• _Task instructions_: Repeat, word for word, the line with "Output the text content of this document." and each one after it to the end. No picture goes into the copy.

• _Dataset records_:
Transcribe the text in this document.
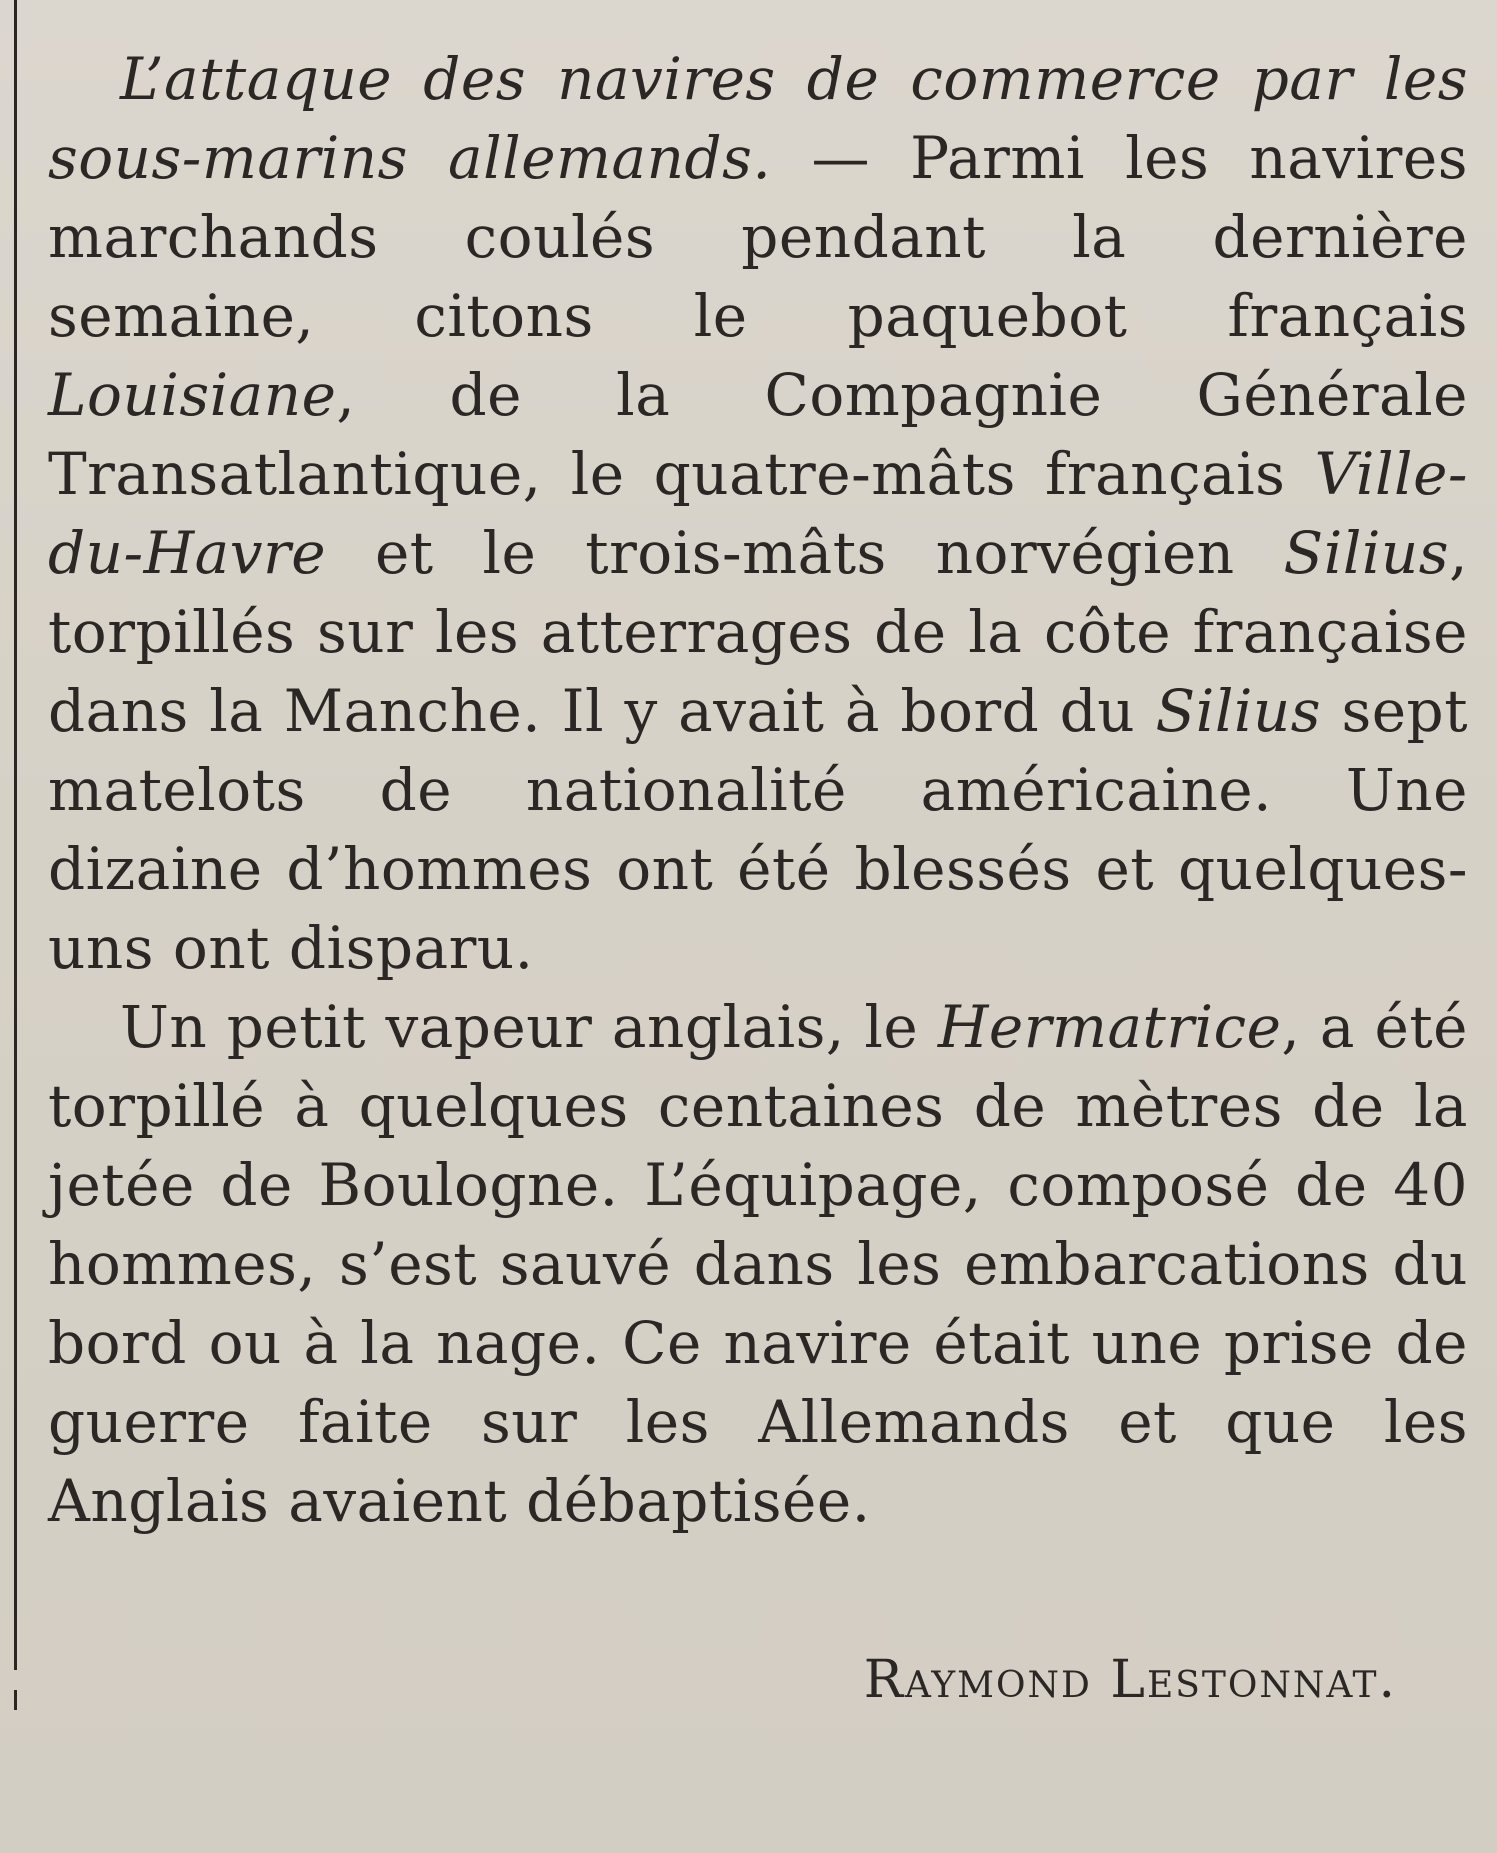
L’attaque des navires de commerce par les sous-marins allemands. — Parmi les navires marchands coulés pendant la dernière semaine, citons le paquebot français Louisiane, de la Compagnie Générale Transatlantique, le quatre-mâts français Ville-du-Havre et le trois-mâts norvégien Silius, torpillés sur les atterrages de la côte française dans la Manche. Il y avait à bord du Silius sept matelots de nationalité américaine. Une dizaine d’hommes ont été blessés et quelques-uns ont disparu.

Un petit vapeur anglais, le Hermatrice, a été torpillé à quelques centaines de mètres de la jetée de Boulogne. L’équipage, composé de 40 hommes, s’est sauvé dans les embarcations du bord ou à la nage. Ce navire était une prise de guerre faite sur les Allemands et que les Anglais avaient débaptisée.

Raymond Lestonnat.
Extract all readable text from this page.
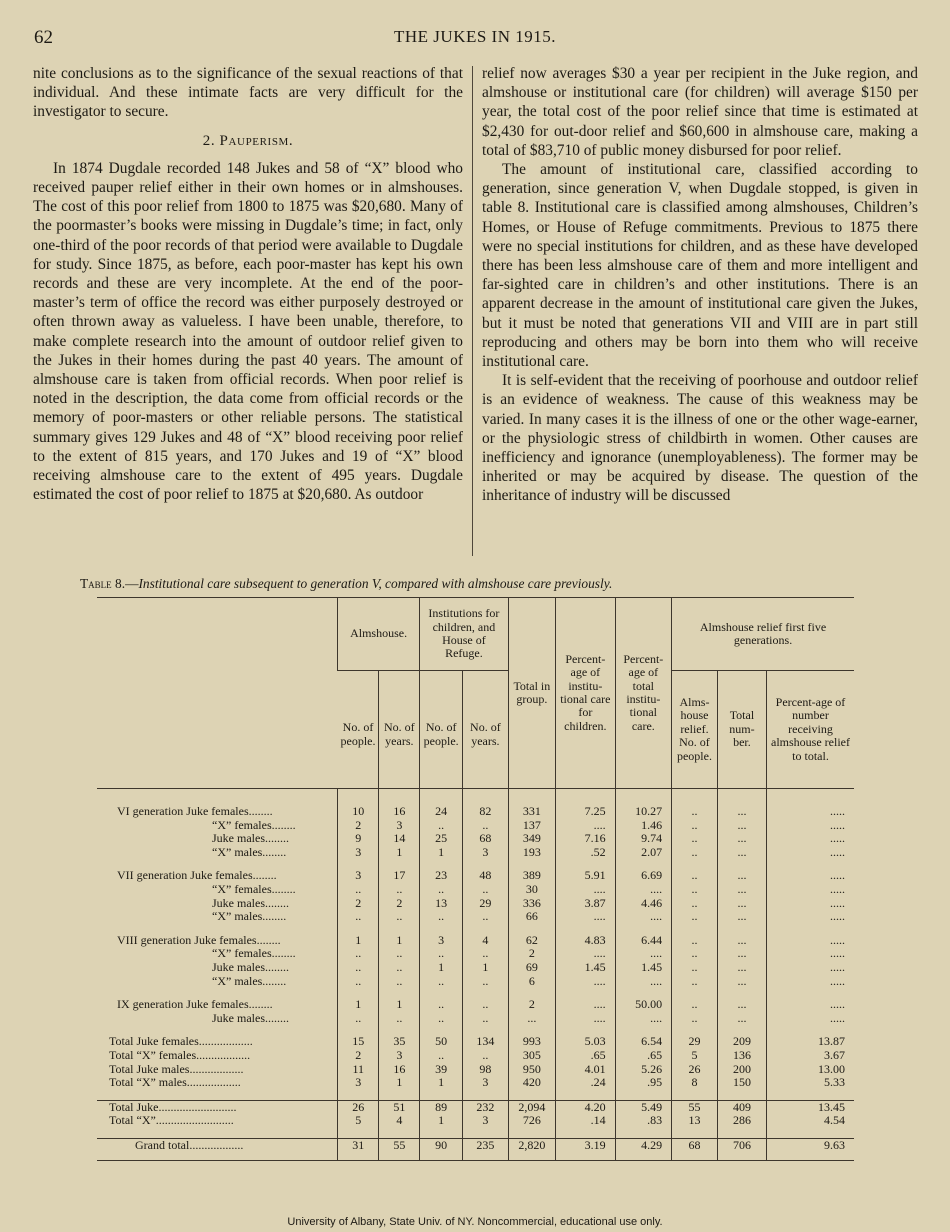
62	THE JUKES IN 1915.

nite conclusions as to the significance of the sexual reactions of that individual. And these intimate facts are very difficult for the investigator to secure.

2. Pauperism.

In 1874 Dugdale recorded 148 Jukes and 58 of “X” blood who received pauper relief either in their own homes or in almshouses. The cost of this poor relief from 1800 to 1875 was $20,680. Many of the poormaster’s books were missing in Dugdale’s time; in fact, only one-third of the poor records of that period were available to Dugdale for study. Since 1875, as before, each poor-master has kept his own records and these are very incomplete. At the end of the poor-master’s term of office the record was either purposely destroyed or often thrown away as valueless. I have been unable, therefore, to make complete research into the amount of outdoor relief given to the Jukes in their homes during the past 40 years. The amount of almshouse care is taken from official records. When poor relief is noted in the description, the data come from official records or the memory of poor-masters or other reliable persons. The statistical summary gives 129 Jukes and 48 of “X” blood receiving poor relief to the extent of 815 years, and 170 Jukes and 19 of “X” blood receiving almshouse care to the extent of 495 years. Dugdale estimated the cost of poor relief to 1875 at $20,680. As outdoor

relief now averages $30 a year per recipient in the Juke region, and almshouse or institutional care (for children) will average $150 per year, the total cost of the poor relief since that time is estimated at $2,430 for out-door relief and $60,600 in almshouse care, making a total of $83,710 of public money disbursed for poor relief.

The amount of institutional care, classified according to generation, since generation V, when Dugdale stopped, is given in table 8. Institutional care is classified among almshouses, Children’s Homes, or House of Refuge commitments. Previous to 1875 there were no special institutions for children, and as these have developed there has been less almshouse care of them and more intelligent and far-sighted care in children’s and other institutions. There is an apparent decrease in the amount of institutional care given the Jukes, but it must be noted that generations VII and VIII are in part still reproducing and others may be born into them who will receive institutional care.

It is self-evident that the receiving of poorhouse and outdoor relief is an evidence of weakness. The cause of this weakness may be varied. In many cases it is the illness of one or the other wage-earner, or the physiologic stress of childbirth in women. Other causes are inefficiency and ignorance (unemployableness). The former may be inherited or may be acquired by disease. The question of the inheritance of industry will be discussed

Table 8.—Institutional care subsequent to generation V, compared with almshouse care previously.
	Almshouse.		Institutions for children, and House of Refuge.		Total in group.	Percent-age of institu-tional care for children.	Percent-age of total institu-tional care.	Almshouse relief first five generations.		
	No. of people.	No. of years.	No. of people.	No. of years.				Alms-house relief. No. of people.	Total num-ber.	Percent-age of number receiving almshouse relief to total.

VI generation Juke females........	10	16	24	82	331	7.25	10.27	..	...	.....
“X” females........	2	3	..	..	137	....	1.46	..	...	.....
Juke males........	9	14	25	68	349	7.16	9.74	..	...	.....
“X” males........	3	1	1	3	193	.52	2.07	..	...	.....

VII generation Juke females........	3	17	23	48	389	5.91	6.69	..	...	.....
“X” females........	..	..	..	..	30	....	....	..	...	.....
Juke males........	2	2	13	29	336	3.87	4.46	..	...	.....
“X” males........	..	..	..	..	66	....	....	..	...	.....

VIII generation Juke females........	1	1	3	4	62	4.83	6.44	..	...	.....
“X” females........	..	..	..	..	2	....	....	..	...	.....
Juke males........	..	..	1	1	69	1.45	1.45	..	...	.....
“X” males........	..	..	..	..	6	....	....	..	...	.....

IX generation Juke females........	1	1	..	..	2	....	50.00	..	...	.....
Juke males........	..	..	..	..	...	....	....	..	...	.....

Total Juke females..................	15	35	50	134	993	5.03	6.54	29	209	13.87
Total “X” females..................	2	3	..	..	305	.65	.65	5	136	3.67
Total Juke males..................	11	16	39	98	950	4.01	5.26	26	200	13.00
Total “X” males..................	3	1	1	3	420	.24	.95	8	150	5.33

Total Juke..........................	26	51	89	232	2,094	4.20	5.49	55	409	13.45
Total “X”..........................	5	4	1	3	726	.14	.83	13	286	4.54

Grand total..................	31	55	90	235	2,820	3.19	4.29	68	706	9.63

University of Albany, State Univ. of NY. Noncommercial, educational use only.
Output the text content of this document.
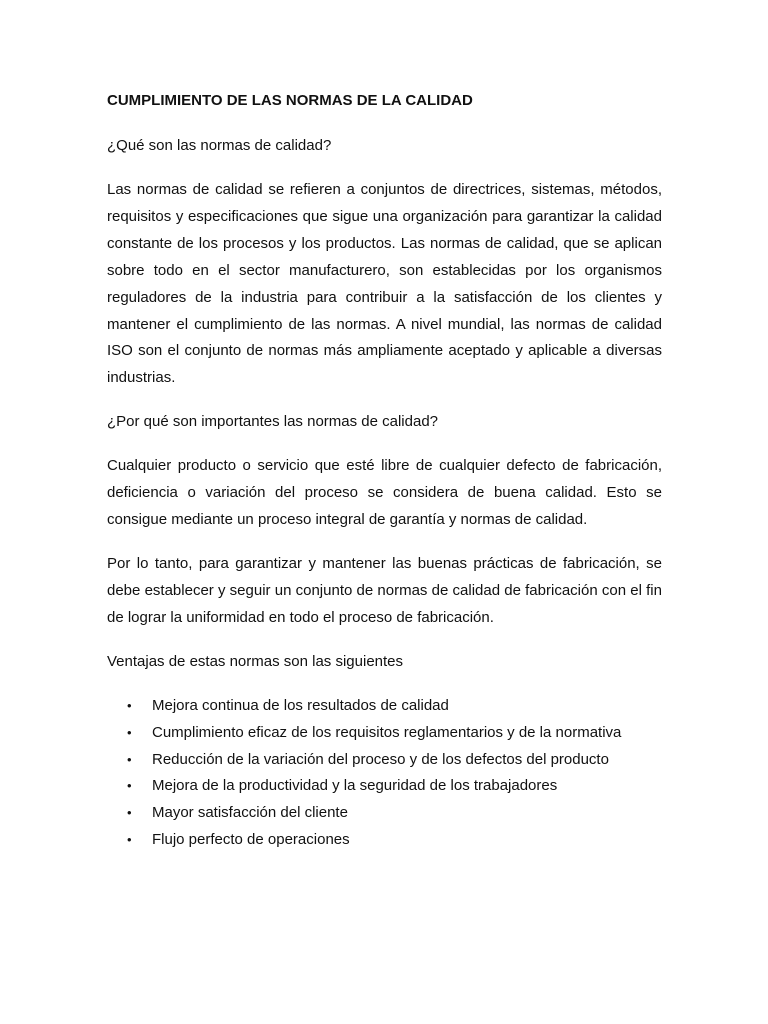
CUMPLIMIENTO DE LAS NORMAS DE LA CALIDAD
¿Qué son las normas de calidad?
Las normas de calidad se refieren a conjuntos de directrices, sistemas, métodos, requisitos y especificaciones que sigue una organización para garantizar la calidad constante de los procesos y los productos. Las normas de calidad, que se aplican sobre todo en el sector manufacturero, son establecidas por los organismos reguladores de la industria para contribuir a la satisfacción de los clientes y mantener el cumplimiento de las normas. A nivel mundial, las normas de calidad ISO son el conjunto de normas más ampliamente aceptado y aplicable a diversas industrias.
¿Por qué son importantes las normas de calidad?
Cualquier producto o servicio que esté libre de cualquier defecto de fabricación, deficiencia o variación del proceso se considera de buena calidad. Esto se consigue mediante un proceso integral de garantía y normas de calidad.
Por lo tanto, para garantizar y mantener las buenas prácticas de fabricación, se debe establecer y seguir un conjunto de normas de calidad de fabricación con el fin de lograr la uniformidad en todo el proceso de fabricación.
Ventajas de estas normas son las siguientes
• Mejora continua de los resultados de calidad
• Cumplimiento eficaz de los requisitos reglamentarios y de la normativa
• Reducción de la variación del proceso y de los defectos del producto
• Mejora de la productividad y la seguridad de los trabajadores
• Mayor satisfacción del cliente
• Flujo perfecto de operaciones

• _Task output_:
Output the text content of this document.
CUMPLIMIENTO DE LAS NORMAS DE LA CALIDAD
¿Qué son las normas de calidad?
Las normas de calidad se refieren a conjuntos de directrices, sistemas, métodos, requisitos y especificaciones que sigue una organización para garantizar la calidad constante de los procesos y los productos. Las normas de calidad, que se aplican sobre todo en el sector manufacturero, son establecidas por los organismos reguladores de la industria para contribuir a la satisfacción de los clientes y mantener el cumplimiento de las normas. A nivel mundial, las normas de calidad ISO son el conjunto de normas más ampliamente aceptado y aplicable a diversas industrias.
¿Por qué son importantes las normas de calidad?
Cualquier producto o servicio que esté libre de cualquier defecto de fabricación, deficiencia o variación del proceso se considera de buena calidad. Esto se consigue mediante un proceso integral de garantía y normas de calidad.
Por lo tanto, para garantizar y mantener las buenas prácticas de fabricación, se debe establecer y seguir un conjunto de normas de calidad de fabricación con el fin de lograr la uniformidad en todo el proceso de fabricación.
Ventajas de estas normas son las siguientes
• Mejora continua de los resultados de calidad
• Cumplimiento eficaz de los requisitos reglamentarios y de la normativa
• Reducción de la variación del proceso y de los defectos del producto
• Mejora de la productividad y la seguridad de los trabajadores
• Mayor satisfacción del cliente
• Flujo perfecto de operaciones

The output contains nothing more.